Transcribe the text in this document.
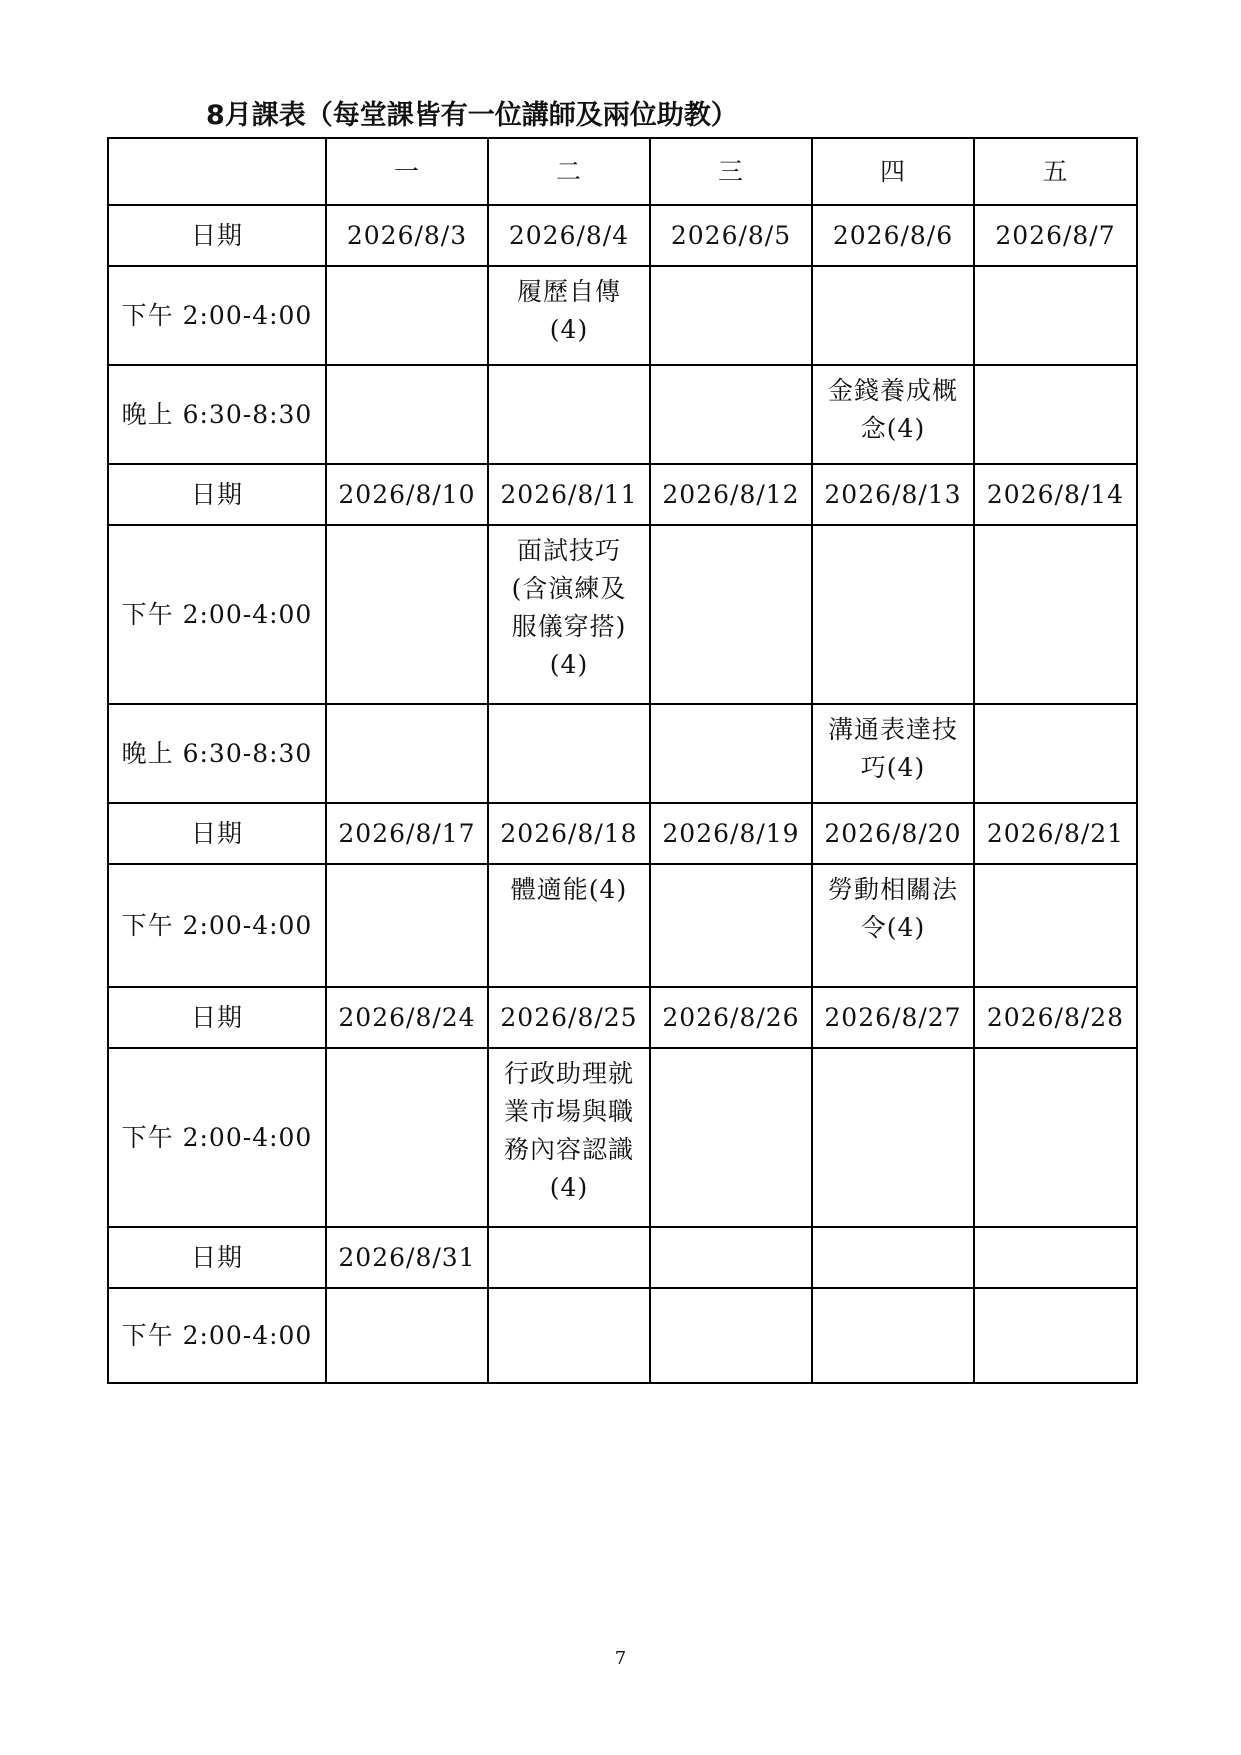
8月課表（每堂課皆有一位講師及兩位助教）
	一	二	三	四	五
日期	2026/8/3	2026/8/4	2026/8/5	2026/8/6	2026/8/7
下午 2:00-4:00		履歷自傳(4)			
晚上 6:30-8:30				金錢養成概念(4)	
日期	2026/8/10	2026/8/11	2026/8/12	2026/8/13	2026/8/14
下午 2:00-4:00		面試技巧(含演練及服儀穿搭)(4)			
晚上 6:30-8:30				溝通表達技巧(4)	
日期	2026/8/17	2026/8/18	2026/8/19	2026/8/20	2026/8/21
下午 2:00-4:00		體適能(4)		勞動相關法令(4)	
日期	2026/8/24	2026/8/25	2026/8/26	2026/8/27	2026/8/28
下午 2:00-4:00		行政助理就業市場與職務內容認識(4)			
日期	2026/8/31				
下午 2:00-4:00					
7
_____
** EXERCISE AIM **
Exactly reproduce each record, leaving out any pictures.

** PROBLEM SOLUTION **
Transcribe the text in this document.
8月課表（每堂課皆有一位講師及兩位助教）
	一	二	三	四	五
日期	2026/8/3	2026/8/4	2026/8/5	2026/8/6	2026/8/7
下午 2:00-4:00		履歷自傳(4)			
晚上 6:30-8:30				金錢養成概念(4)	
日期	2026/8/10	2026/8/11	2026/8/12	2026/8/13	2026/8/14
下午 2:00-4:00		面試技巧(含演練及服儀穿搭)(4)			
晚上 6:30-8:30				溝通表達技巧(4)	
日期	2026/8/17	2026/8/18	2026/8/19	2026/8/20	2026/8/21
下午 2:00-4:00		體適能(4)		勞動相關法令(4)	
日期	2026/8/24	2026/8/25	2026/8/26	2026/8/27	2026/8/28
下午 2:00-4:00		行政助理就業市場與職務內容認識(4)			
日期	2026/8/31				
下午 2:00-4:00					
7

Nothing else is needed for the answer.